▶

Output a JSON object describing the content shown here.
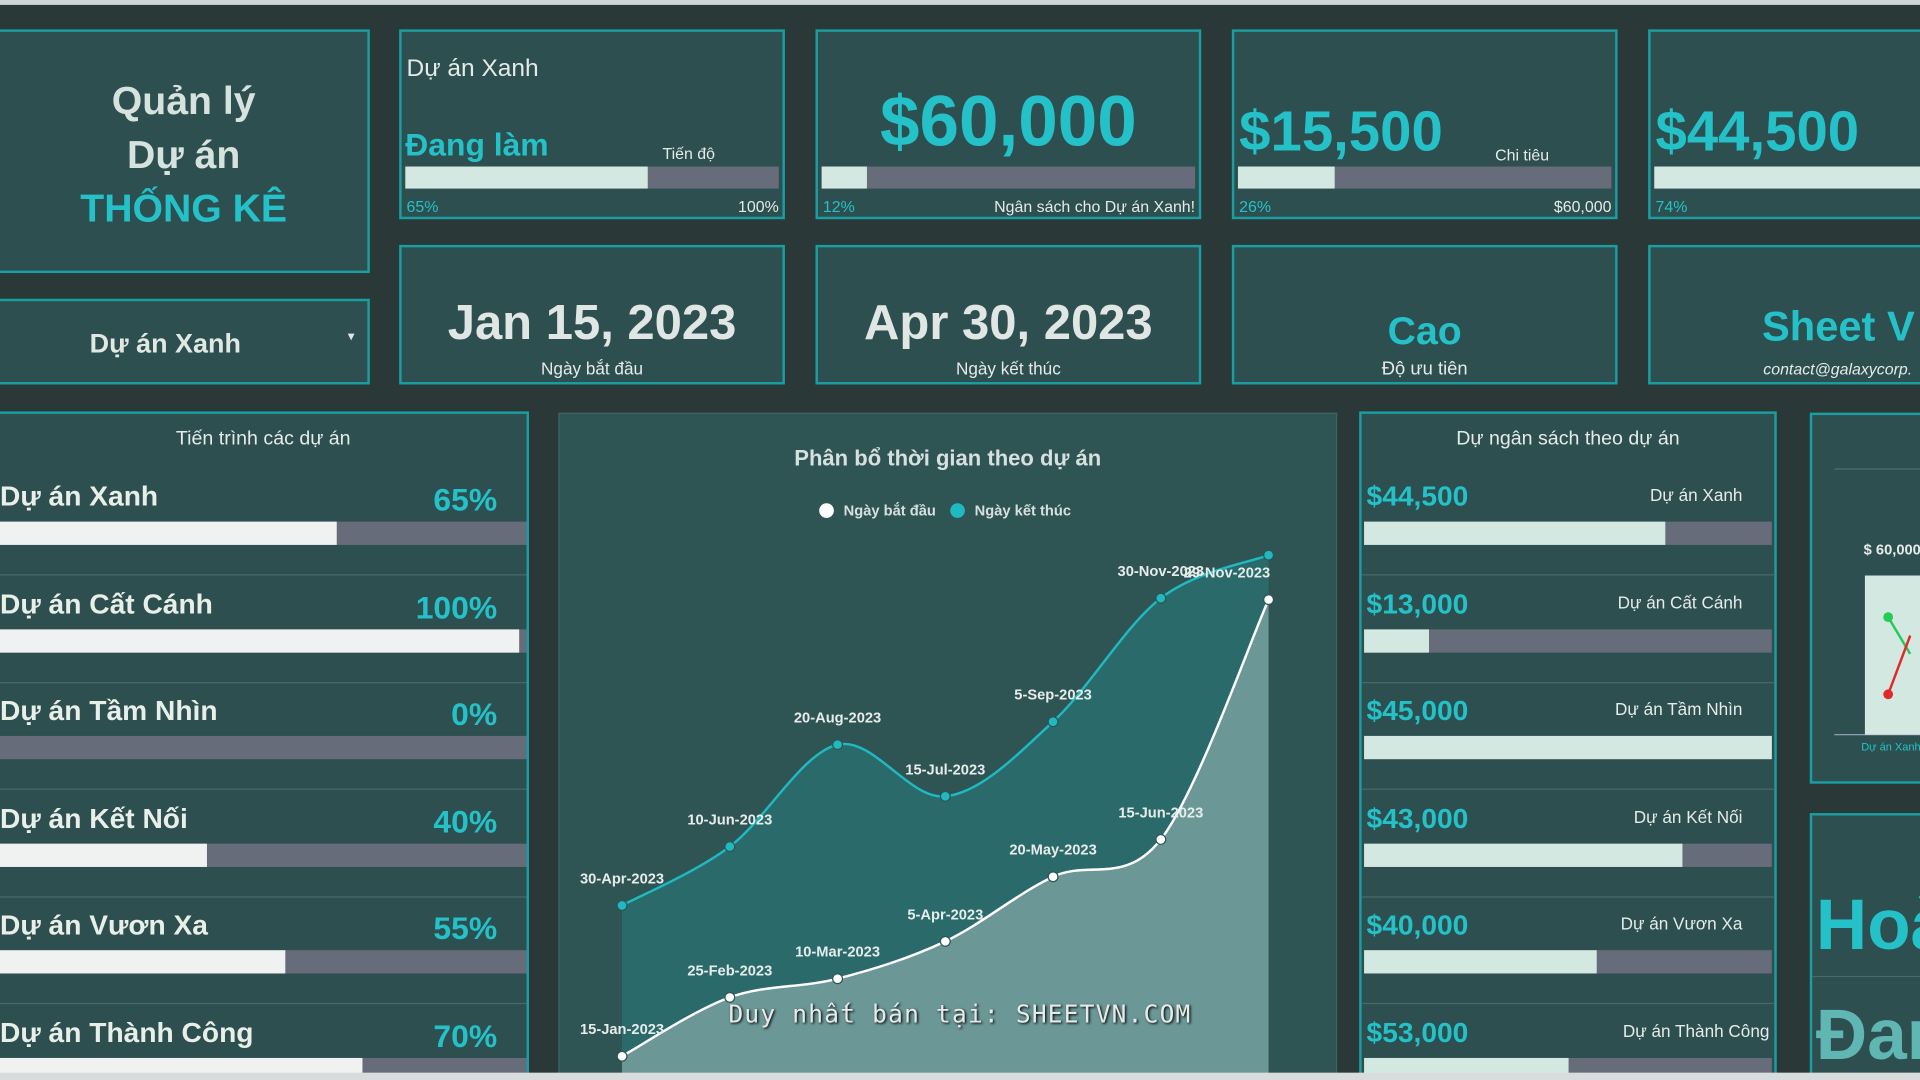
{
  "header": {
    "title_lines": [
      "Quản lý",
      "Dự án"
    ],
    "title_accent": "THỐNG KÊ",
    "selector": "Dự án Xanh"
  },
  "kpi_cards": [
    {
      "name": "Dự án Xanh",
      "status": "Đang làm",
      "label": "Tiến độ",
      "percent": 65,
      "percent_label": "65%",
      "max_label": "100%"
    },
    {
      "amount": "$60,000",
      "percent": 12,
      "percent_label": "12%",
      "caption": "Ngân sách cho Dự án Xanh!"
    },
    {
      "amount": "$15,500",
      "label": "Chi tiêu",
      "percent": 26,
      "percent_label": "26%",
      "max_label": "$60,000"
    },
    {
      "amount": "$44,500",
      "percent": 74,
      "percent_label": "74%"
    }
  ],
  "info_cards": [
    {
      "value": "Jan 15, 2023",
      "caption": "Ngày bắt đầu"
    },
    {
      "value": "Apr 30, 2023",
      "caption": "Ngày kết thúc"
    },
    {
      "value": "Cao",
      "caption": "Độ ưu tiên"
    },
    {
      "value": "Sheet V",
      "caption": "contact@galaxycorp."
    }
  ],
  "progress": {
    "title": "Tiến trình các dự án",
    "projects": [
      "Dự án Xanh",
      "Dự án Cất Cánh",
      "Dự án Tầm Nhìn",
      "Dự án Kết Nối",
      "Dự án Vươn Xa",
      "Dự án Thành Công"
    ],
    "values": [
      65,
      100,
      0,
      40,
      55,
      70
    ],
    "value_labels": [
      "65%",
      "100%",
      "0%",
      "40%",
      "55%",
      "70%"
    ]
  },
  "budget": {
    "title": "Dự ngân sách theo dự án",
    "projects": [
      "Dự án Xanh",
      "Dự án Cất Cánh",
      "Dự án Tầm Nhìn",
      "Dự án Kết Nối",
      "Dự án Vươn Xa",
      "Dự án Thành Công"
    ],
    "amounts": [
      "$44,500",
      "$13,000",
      "$45,000",
      "$43,000",
      "$40,000",
      "$53,000"
    ],
    "bar_percent": [
      74,
      16,
      100,
      78,
      57,
      50
    ]
  },
  "chart_data": {
    "type": "line",
    "title": "Phân bổ thời gian theo dự án",
    "ylim": [
      "2023-01-01",
      "2024-01-01"
    ],
    "series": [
      {
        "name": "Ngày bắt đầu",
        "color": "#ffffff",
        "values": [
          "2023-01-15",
          "2023-02-25",
          "2023-03-10",
          "2023-04-05",
          "2023-05-20",
          "2023-06-15",
          "2023-11-29"
        ],
        "value_labels": [
          "15-Jan-2023",
          "25-Feb-2023",
          "10-Mar-2023",
          "5-Apr-2023",
          "20-May-2023",
          "15-Jun-2023",
          "29-Nov-2023"
        ]
      },
      {
        "name": "Ngày kết thúc",
        "color": "#1fb9c1",
        "values": [
          "2023-04-30",
          "2023-06-10",
          "2023-08-20",
          "2023-07-15",
          "2023-09-05",
          "2023-11-30",
          "2023-12-30"
        ],
        "value_labels": [
          "30-Apr-2023",
          "10-Jun-2023",
          "20-Aug-2023",
          "15-Jul-2023",
          "5-Sep-2023",
          "30-Nov-2023",
          null
        ]
      }
    ]
  },
  "mini_chart": {
    "value_label": "$ 60,000",
    "category": "Dự án Xanh"
  },
  "side_panel": {
    "top": "Hoà",
    "bottom": "Đan"
  },
  "watermark": "Duy nhất bán tại: SHEETVN.COM"
}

◀

→ **TASK GOAL**:
Print all of the entries word for word. Omit the pictures they contain.

→ **RESULT OF THIS EXERCISE**:
Output a JSON object describing the content shown here.
{
  "header": {
    "title_lines": [
      "Quản lý",
      "Dự án"
    ],
    "title_accent": "THỐNG KÊ",
    "selector": "Dự án Xanh"
  },
  "kpi_cards": [
    {
      "name": "Dự án Xanh",
      "status": "Đang làm",
      "label": "Tiến độ",
      "percent": 65,
      "percent_label": "65%",
      "max_label": "100%"
    },
    {
      "amount": "$60,000",
      "percent": 12,
      "percent_label": "12%",
      "caption": "Ngân sách cho Dự án Xanh!"
    },
    {
      "amount": "$15,500",
      "label": "Chi tiêu",
      "percent": 26,
      "percent_label": "26%",
      "max_label": "$60,000"
    },
    {
      "amount": "$44,500",
      "percent": 74,
      "percent_label": "74%"
    }
  ],
  "info_cards": [
    {
      "value": "Jan 15, 2023",
      "caption": "Ngày bắt đầu"
    },
    {
      "value": "Apr 30, 2023",
      "caption": "Ngày kết thúc"
    },
    {
      "value": "Cao",
      "caption": "Độ ưu tiên"
    },
    {
      "value": "Sheet V",
      "caption": "contact@galaxycorp."
    }
  ],
  "progress": {
    "title": "Tiến trình các dự án",
    "projects": [
      "Dự án Xanh",
      "Dự án Cất Cánh",
      "Dự án Tầm Nhìn",
      "Dự án Kết Nối",
      "Dự án Vươn Xa",
      "Dự án Thành Công"
    ],
    "values": [
      65,
      100,
      0,
      40,
      55,
      70
    ],
    "value_labels": [
      "65%",
      "100%",
      "0%",
      "40%",
      "55%",
      "70%"
    ]
  },
  "budget": {
    "title": "Dự ngân sách theo dự án",
    "projects": [
      "Dự án Xanh",
      "Dự án Cất Cánh",
      "Dự án Tầm Nhìn",
      "Dự án Kết Nối",
      "Dự án Vươn Xa",
      "Dự án Thành Công"
    ],
    "amounts": [
      "$44,500",
      "$13,000",
      "$45,000",
      "$43,000",
      "$40,000",
      "$53,000"
    ],
    "bar_percent": [
      74,
      16,
      100,
      78,
      57,
      50
    ]
  },
  "chart_data": {
    "type": "line",
    "title": "Phân bổ thời gian theo dự án",
    "ylim": [
      "2023-01-01",
      "2024-01-01"
    ],
    "series": [
      {
        "name": "Ngày bắt đầu",
        "color": "#ffffff",
        "values": [
          "2023-01-15",
          "2023-02-25",
          "2023-03-10",
          "2023-04-05",
          "2023-05-20",
          "2023-06-15",
          "2023-11-29"
        ],
        "value_labels": [
          "15-Jan-2023",
          "25-Feb-2023",
          "10-Mar-2023",
          "5-Apr-2023",
          "20-May-2023",
          "15-Jun-2023",
          "29-Nov-2023"
        ]
      },
      {
        "name": "Ngày kết thúc",
        "color": "#1fb9c1",
        "values": [
          "2023-04-30",
          "2023-06-10",
          "2023-08-20",
          "2023-07-15",
          "2023-09-05",
          "2023-11-30",
          "2023-12-30"
        ],
        "value_labels": [
          "30-Apr-2023",
          "10-Jun-2023",
          "20-Aug-2023",
          "15-Jul-2023",
          "5-Sep-2023",
          "30-Nov-2023",
          null
        ]
      }
    ]
  },
  "mini_chart": {
    "value_label": "$ 60,000",
    "category": "Dự án Xanh"
  },
  "side_panel": {
    "top": "Hoà",
    "bottom": "Đan"
  },
  "watermark": "Duy nhất bán tại: SHEETVN.COM"
}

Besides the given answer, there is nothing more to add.